Task requirements → Isolate every line in the data with the string "high" and copy it.

Excerpt from a dataset →
········
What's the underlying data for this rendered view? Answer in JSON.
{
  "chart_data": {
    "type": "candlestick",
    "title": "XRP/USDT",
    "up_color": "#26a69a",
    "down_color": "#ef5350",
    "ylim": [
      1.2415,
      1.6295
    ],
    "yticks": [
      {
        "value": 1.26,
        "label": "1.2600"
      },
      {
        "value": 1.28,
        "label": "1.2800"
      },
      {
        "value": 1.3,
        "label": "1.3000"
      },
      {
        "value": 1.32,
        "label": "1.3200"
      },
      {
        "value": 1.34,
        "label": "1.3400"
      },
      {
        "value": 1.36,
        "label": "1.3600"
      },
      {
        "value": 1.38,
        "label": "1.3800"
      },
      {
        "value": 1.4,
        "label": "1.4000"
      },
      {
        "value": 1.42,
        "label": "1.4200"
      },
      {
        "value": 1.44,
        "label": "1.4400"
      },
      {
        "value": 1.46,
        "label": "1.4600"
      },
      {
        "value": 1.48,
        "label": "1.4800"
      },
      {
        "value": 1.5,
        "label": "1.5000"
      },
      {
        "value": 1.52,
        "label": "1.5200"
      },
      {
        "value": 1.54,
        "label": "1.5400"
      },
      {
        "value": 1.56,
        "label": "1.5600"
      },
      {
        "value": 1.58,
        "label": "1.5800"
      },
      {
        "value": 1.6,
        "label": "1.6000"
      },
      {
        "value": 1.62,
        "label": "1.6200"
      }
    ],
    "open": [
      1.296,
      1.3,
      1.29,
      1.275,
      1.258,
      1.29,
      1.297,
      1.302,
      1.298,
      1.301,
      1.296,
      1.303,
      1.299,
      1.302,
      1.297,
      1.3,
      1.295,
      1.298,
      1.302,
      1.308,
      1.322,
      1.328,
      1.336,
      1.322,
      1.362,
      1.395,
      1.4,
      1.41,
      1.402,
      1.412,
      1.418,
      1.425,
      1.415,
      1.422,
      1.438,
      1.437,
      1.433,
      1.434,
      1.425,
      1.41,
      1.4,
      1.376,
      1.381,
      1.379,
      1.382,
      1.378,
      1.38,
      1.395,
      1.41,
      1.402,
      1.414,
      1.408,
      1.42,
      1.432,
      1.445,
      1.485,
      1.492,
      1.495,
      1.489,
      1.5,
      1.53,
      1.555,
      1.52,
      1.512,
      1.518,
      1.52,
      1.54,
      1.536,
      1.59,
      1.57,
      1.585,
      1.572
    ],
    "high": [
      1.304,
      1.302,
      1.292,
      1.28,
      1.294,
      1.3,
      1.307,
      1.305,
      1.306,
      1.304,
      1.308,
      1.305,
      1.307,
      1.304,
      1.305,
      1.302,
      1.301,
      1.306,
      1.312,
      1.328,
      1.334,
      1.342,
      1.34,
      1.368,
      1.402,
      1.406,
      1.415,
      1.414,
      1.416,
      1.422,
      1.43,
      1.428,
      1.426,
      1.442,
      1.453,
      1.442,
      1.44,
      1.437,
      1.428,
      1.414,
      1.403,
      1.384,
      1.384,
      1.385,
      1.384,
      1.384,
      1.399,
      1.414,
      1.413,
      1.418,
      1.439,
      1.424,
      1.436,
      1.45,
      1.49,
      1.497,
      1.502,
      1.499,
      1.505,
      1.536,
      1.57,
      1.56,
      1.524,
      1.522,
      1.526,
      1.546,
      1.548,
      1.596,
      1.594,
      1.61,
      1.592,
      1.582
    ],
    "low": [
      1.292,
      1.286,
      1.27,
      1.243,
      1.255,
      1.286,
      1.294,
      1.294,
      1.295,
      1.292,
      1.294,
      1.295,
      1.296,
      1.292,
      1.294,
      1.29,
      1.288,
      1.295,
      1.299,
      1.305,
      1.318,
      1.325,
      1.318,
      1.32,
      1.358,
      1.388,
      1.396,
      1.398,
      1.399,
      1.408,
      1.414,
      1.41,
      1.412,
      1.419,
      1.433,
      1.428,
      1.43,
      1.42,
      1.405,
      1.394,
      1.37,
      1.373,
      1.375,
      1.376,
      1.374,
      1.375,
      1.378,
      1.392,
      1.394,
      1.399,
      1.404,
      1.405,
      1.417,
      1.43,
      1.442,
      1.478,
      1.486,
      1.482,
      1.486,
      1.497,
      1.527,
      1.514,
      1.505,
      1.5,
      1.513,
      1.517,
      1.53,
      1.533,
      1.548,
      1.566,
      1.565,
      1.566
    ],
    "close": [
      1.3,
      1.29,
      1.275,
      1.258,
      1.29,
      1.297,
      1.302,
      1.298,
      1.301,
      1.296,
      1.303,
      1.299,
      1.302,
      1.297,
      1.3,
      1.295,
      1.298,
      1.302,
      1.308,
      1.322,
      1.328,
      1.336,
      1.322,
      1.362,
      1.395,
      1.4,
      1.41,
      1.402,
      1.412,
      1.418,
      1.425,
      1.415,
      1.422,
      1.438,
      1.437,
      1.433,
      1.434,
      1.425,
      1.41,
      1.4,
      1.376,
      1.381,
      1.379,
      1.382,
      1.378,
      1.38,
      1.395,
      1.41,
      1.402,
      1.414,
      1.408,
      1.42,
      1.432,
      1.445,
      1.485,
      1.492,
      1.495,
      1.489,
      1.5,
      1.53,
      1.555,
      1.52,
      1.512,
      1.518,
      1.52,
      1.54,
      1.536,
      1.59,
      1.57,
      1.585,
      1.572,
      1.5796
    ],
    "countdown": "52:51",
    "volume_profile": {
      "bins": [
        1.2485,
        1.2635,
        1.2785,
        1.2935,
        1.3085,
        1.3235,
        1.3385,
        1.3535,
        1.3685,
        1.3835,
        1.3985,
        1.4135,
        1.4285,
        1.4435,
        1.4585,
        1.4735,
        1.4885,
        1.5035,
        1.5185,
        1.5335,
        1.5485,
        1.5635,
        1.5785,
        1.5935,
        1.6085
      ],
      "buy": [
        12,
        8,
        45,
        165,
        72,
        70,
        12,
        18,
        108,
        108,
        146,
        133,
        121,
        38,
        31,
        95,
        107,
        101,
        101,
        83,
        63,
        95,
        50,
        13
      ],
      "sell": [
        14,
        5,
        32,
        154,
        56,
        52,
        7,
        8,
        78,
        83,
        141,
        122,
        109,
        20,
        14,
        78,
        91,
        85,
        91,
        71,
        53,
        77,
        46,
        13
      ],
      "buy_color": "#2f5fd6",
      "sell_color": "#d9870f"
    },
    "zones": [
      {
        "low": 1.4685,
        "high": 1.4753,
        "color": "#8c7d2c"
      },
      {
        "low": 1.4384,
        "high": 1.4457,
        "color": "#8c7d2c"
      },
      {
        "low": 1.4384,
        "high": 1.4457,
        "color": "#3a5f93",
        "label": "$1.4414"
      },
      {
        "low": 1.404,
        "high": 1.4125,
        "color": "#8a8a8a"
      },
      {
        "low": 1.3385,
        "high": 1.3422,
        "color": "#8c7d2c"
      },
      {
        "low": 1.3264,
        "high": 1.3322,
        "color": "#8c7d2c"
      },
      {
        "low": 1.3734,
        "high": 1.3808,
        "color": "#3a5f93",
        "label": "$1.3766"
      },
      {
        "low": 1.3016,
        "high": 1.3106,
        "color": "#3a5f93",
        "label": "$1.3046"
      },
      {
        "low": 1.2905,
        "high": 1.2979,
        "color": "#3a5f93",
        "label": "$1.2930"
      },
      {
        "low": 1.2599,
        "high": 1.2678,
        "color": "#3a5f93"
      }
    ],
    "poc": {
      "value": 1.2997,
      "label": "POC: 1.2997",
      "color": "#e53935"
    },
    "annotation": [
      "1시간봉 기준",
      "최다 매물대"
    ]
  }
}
········
Task response →
    "high": [
        "high": 1.4753,
        "high": 1.4457,
        "high": 1.4457,
        "high": 1.4125,
        "high": 1.3422,
        "high": 1.3322,
        "high": 1.3808,
        "high": 1.3106,
        "high": 1.2979,
        "high": 1.2678,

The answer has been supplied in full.